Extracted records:
--- Begin ---
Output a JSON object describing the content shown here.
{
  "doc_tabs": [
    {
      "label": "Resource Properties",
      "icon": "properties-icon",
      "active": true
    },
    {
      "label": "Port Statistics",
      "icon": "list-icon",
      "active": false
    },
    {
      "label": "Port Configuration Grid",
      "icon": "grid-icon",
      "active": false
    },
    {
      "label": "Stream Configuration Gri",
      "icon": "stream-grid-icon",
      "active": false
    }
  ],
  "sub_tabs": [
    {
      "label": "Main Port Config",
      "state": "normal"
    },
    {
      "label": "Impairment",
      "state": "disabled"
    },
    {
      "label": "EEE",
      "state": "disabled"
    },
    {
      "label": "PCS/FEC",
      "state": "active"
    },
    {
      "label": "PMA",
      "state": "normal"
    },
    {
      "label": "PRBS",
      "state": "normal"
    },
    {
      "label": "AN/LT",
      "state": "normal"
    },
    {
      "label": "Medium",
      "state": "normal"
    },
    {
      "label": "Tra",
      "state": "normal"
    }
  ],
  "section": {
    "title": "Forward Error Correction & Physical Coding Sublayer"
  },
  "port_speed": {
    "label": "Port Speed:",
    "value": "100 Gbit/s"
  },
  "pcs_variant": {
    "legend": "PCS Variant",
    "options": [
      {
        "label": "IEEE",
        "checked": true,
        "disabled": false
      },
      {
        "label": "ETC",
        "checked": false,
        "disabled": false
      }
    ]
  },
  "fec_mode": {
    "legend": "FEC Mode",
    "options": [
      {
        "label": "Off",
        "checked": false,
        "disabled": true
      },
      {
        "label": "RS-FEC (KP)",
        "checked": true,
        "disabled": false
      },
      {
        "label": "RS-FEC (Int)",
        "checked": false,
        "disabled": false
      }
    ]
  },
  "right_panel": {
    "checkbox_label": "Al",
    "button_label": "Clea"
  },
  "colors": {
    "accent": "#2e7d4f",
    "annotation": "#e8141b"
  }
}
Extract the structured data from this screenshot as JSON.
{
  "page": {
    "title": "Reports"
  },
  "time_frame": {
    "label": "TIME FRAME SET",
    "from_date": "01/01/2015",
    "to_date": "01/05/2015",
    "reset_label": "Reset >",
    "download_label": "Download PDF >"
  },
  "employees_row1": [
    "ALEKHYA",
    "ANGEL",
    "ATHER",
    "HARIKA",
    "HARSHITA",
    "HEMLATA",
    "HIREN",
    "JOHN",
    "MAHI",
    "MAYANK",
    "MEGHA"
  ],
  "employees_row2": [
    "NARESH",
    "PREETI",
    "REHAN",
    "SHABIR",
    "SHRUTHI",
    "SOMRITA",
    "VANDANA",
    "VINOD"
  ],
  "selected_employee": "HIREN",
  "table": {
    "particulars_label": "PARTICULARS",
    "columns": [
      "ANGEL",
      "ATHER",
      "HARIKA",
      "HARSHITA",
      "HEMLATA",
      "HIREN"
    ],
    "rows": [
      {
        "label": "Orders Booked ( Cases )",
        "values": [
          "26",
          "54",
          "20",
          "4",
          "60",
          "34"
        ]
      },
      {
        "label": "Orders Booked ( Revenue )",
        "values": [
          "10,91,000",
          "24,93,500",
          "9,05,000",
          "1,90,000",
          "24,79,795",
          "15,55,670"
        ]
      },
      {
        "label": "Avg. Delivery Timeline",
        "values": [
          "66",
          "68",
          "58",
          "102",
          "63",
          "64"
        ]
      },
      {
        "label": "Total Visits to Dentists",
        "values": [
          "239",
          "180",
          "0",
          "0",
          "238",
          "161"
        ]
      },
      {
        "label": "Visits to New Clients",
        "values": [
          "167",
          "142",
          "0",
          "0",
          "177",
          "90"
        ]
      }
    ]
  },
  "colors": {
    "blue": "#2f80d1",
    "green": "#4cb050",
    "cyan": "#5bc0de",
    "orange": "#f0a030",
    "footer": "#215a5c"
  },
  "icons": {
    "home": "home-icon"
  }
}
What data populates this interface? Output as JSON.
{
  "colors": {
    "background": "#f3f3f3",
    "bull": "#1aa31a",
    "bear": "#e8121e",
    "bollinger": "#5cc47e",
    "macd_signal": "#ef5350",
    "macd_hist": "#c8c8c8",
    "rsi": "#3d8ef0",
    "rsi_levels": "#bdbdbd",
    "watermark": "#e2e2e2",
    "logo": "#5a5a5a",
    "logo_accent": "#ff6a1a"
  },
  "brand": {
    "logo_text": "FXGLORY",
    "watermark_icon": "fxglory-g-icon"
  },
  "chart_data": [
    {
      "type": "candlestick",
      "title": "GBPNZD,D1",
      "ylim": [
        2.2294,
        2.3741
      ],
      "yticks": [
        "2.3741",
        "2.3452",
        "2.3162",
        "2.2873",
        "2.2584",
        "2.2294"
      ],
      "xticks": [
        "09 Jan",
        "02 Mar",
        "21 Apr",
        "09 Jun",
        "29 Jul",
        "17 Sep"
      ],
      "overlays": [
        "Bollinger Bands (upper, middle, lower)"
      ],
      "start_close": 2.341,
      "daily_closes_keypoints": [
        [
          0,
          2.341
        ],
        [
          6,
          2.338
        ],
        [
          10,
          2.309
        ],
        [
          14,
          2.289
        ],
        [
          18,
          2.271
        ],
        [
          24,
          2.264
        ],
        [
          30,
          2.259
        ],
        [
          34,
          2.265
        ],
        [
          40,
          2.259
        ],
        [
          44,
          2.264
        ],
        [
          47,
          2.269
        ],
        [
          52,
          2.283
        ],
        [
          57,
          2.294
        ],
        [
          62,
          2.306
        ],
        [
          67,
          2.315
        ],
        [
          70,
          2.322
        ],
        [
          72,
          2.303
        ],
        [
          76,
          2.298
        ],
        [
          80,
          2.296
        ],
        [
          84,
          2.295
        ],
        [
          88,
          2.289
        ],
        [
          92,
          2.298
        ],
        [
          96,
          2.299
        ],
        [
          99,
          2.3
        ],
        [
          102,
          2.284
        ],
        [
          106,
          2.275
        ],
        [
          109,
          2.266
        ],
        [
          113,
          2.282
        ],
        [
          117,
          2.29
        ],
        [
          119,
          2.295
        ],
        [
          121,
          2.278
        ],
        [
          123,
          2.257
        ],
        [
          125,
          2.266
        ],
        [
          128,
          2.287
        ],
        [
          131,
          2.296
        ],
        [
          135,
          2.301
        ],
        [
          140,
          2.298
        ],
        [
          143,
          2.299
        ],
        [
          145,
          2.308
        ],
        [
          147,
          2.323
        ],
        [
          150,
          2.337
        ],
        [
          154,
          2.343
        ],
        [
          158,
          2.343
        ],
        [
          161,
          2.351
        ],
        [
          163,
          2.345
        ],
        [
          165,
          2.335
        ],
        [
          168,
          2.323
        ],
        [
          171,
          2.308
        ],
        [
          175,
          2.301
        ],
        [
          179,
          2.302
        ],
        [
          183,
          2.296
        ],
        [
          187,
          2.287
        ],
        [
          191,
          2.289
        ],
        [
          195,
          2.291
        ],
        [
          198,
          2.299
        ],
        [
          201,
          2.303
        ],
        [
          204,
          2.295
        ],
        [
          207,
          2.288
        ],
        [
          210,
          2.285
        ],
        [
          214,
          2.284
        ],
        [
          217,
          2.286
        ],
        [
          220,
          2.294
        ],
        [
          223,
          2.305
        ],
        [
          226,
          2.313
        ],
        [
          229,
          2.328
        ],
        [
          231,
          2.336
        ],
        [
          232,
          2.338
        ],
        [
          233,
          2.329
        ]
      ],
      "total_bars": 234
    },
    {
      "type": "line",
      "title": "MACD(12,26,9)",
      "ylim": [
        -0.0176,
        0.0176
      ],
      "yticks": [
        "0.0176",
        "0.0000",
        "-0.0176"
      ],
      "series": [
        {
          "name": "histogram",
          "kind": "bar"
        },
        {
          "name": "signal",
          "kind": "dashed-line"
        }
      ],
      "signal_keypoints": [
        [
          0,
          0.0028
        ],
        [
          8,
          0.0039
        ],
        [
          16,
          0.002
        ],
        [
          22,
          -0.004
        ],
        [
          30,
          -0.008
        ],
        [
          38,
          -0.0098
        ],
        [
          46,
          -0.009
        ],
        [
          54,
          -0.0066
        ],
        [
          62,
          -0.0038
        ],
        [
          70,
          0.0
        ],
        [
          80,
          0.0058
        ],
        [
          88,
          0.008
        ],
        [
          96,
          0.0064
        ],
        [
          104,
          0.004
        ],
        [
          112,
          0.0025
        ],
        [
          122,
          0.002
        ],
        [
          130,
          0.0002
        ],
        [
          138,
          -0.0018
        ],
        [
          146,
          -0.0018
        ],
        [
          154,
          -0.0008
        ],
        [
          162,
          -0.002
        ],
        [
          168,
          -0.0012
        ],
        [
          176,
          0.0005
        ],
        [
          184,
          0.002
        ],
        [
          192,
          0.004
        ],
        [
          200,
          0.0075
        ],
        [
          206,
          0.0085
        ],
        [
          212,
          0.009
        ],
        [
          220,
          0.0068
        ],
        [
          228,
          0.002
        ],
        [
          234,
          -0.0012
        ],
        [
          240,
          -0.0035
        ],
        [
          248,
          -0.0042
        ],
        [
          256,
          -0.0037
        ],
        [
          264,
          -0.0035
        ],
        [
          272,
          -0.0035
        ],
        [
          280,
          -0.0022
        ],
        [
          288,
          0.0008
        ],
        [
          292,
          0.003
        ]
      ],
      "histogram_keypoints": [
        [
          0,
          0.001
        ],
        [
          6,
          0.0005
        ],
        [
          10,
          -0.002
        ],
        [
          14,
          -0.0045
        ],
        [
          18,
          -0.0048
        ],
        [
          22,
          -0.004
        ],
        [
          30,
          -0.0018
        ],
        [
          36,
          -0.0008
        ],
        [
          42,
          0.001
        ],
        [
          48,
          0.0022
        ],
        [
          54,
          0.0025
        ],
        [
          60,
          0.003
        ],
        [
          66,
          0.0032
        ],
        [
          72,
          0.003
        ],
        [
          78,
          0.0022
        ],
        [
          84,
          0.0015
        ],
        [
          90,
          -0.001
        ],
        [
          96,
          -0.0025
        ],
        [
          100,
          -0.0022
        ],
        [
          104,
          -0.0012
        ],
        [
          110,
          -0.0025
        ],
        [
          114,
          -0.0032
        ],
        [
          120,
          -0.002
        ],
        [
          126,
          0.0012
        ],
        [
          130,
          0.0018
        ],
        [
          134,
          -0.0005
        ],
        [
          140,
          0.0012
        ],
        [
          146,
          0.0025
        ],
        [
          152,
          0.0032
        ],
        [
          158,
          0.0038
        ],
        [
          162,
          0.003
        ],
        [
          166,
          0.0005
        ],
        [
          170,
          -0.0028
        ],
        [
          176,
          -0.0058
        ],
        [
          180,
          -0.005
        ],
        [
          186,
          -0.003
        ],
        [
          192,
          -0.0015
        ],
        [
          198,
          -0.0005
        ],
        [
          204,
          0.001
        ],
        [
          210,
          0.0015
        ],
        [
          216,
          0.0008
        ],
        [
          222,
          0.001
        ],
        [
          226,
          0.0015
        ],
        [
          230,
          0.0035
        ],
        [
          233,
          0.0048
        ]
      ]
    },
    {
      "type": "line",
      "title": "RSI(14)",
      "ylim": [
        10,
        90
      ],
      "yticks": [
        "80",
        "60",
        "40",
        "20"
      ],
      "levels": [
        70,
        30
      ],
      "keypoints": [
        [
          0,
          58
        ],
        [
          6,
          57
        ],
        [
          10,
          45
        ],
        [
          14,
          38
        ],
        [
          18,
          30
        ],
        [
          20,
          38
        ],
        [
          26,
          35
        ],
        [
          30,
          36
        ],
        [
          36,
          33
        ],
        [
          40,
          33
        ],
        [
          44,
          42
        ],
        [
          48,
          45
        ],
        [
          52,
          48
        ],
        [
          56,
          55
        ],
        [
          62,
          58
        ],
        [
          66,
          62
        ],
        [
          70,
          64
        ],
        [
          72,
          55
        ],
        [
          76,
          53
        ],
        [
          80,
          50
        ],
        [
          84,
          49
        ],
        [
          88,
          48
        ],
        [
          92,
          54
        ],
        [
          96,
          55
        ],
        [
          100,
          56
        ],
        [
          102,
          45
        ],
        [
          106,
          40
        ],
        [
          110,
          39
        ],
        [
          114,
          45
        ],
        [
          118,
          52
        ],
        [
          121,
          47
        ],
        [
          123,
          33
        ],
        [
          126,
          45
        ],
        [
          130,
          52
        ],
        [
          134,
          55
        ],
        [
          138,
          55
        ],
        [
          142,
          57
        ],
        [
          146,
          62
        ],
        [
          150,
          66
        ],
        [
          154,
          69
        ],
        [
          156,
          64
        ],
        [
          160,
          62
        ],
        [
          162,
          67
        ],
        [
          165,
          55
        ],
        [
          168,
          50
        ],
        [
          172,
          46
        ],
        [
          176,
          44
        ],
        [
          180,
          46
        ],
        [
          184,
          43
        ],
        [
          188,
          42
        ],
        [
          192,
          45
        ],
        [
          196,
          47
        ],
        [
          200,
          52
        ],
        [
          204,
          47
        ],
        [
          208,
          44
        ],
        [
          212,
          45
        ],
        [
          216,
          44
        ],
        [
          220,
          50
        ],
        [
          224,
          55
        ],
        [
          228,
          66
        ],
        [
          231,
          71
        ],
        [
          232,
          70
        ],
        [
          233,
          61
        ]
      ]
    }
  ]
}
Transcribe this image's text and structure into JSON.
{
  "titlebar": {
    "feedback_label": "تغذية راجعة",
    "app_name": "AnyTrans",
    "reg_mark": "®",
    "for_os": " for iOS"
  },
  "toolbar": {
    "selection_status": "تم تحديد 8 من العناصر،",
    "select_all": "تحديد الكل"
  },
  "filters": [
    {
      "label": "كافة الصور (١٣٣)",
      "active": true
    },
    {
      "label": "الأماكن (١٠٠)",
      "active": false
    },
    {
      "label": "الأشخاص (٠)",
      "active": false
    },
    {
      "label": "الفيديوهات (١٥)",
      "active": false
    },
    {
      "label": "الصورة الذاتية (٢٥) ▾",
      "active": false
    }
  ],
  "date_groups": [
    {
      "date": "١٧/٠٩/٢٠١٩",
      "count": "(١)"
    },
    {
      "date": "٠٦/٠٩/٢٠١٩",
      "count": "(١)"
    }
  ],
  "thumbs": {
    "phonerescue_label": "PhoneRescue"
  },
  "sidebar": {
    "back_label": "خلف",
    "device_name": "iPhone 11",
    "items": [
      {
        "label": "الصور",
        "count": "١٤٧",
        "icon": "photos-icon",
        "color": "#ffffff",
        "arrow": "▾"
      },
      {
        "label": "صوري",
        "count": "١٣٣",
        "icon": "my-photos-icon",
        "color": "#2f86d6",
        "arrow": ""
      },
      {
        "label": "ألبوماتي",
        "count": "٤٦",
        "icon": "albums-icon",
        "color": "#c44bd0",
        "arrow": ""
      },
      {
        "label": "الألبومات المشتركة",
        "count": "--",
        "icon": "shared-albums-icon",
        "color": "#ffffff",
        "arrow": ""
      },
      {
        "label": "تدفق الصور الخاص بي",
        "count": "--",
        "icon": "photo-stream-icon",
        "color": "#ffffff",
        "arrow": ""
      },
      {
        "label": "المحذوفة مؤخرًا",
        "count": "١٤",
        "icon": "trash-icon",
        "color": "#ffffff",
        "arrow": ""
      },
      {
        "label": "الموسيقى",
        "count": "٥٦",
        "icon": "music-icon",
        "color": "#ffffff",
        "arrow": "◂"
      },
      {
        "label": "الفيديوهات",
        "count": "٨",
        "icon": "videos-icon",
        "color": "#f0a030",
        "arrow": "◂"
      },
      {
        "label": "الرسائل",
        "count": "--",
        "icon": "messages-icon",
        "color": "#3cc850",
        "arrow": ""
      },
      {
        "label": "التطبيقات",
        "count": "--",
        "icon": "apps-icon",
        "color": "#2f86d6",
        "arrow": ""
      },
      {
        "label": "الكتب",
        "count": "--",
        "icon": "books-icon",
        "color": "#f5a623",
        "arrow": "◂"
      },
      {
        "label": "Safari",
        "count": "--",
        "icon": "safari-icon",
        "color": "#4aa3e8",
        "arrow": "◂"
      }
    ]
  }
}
--- End ---
(REQUIREMENT)
Copy, from the material, each line that holds the string "Configuration".

(RESULT FOR THIS TASK)
      "label": "Port Configuration Grid",
      "label": "Stream Configuration Gri",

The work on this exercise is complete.